Instructions to follow: Find the lines below that contain the string "title". Copy each one.

Records shown:
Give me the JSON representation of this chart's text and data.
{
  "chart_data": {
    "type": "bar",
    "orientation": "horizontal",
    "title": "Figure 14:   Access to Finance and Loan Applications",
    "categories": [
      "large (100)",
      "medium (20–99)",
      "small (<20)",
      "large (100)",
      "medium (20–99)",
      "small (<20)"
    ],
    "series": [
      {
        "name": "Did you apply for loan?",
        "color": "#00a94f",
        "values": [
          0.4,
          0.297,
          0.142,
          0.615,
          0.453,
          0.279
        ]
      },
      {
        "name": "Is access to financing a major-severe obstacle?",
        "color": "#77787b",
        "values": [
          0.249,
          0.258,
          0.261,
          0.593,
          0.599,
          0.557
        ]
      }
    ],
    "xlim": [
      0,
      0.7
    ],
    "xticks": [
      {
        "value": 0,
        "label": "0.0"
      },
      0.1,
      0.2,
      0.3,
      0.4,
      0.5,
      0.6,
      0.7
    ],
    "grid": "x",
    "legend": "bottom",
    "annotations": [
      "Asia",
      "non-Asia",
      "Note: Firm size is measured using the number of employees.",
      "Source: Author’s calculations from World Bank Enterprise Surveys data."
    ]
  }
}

---

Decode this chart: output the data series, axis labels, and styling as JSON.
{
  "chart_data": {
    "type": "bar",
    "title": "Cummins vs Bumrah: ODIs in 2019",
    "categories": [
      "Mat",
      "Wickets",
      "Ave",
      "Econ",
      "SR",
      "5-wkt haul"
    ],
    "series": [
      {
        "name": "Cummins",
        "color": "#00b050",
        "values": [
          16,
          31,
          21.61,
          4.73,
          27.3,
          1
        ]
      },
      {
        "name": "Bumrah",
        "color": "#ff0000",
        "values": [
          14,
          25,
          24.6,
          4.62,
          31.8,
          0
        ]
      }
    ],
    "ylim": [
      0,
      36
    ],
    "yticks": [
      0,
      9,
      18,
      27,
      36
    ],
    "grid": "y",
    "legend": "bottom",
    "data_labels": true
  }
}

Answer for the task:
    "title": "Figure 14:   Access to Finance and Loan Applications",
    "title": "Cummins vs Bumrah: ODIs in 2019",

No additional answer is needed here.